--- Supplied entries ---
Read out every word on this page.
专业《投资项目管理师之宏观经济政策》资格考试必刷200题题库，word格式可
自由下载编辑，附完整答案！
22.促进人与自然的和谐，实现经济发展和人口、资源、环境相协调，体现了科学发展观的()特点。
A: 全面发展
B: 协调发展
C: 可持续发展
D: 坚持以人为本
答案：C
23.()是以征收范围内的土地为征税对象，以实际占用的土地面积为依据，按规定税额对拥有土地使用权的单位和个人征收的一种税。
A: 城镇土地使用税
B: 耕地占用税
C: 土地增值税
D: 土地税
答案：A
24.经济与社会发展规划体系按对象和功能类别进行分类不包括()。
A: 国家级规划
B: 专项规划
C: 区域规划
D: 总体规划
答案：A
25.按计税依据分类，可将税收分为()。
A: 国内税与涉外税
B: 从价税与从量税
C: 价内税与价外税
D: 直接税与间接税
---
Repeat the records above exactly, from the first line to the last.

* [Solution for this problem]:
Read out every word on this page.
专业《投资项目管理师之宏观经济政策》资格考试必刷200题题库，word格式可
自由下载编辑，附完整答案！
22.促进人与自然的和谐，实现经济发展和人口、资源、环境相协调，体现了科学发展观的()特点。
A: 全面发展
B: 协调发展
C: 可持续发展
D: 坚持以人为本
答案：C
23.()是以征收范围内的土地为征税对象，以实际占用的土地面积为依据，按规定税额对拥有土地使用权的单位和个人征收的一种税。
A: 城镇土地使用税
B: 耕地占用税
C: 土地增值税
D: 土地税
答案：A
24.经济与社会发展规划体系按对象和功能类别进行分类不包括()。
A: 国家级规划
B: 专项规划
C: 区域规划
D: 总体规划
答案：A
25.按计税依据分类，可将税收分为()。
A: 国内税与涉外税
B: 从价税与从量税
C: 价内税与价外税
D: 直接税与间接税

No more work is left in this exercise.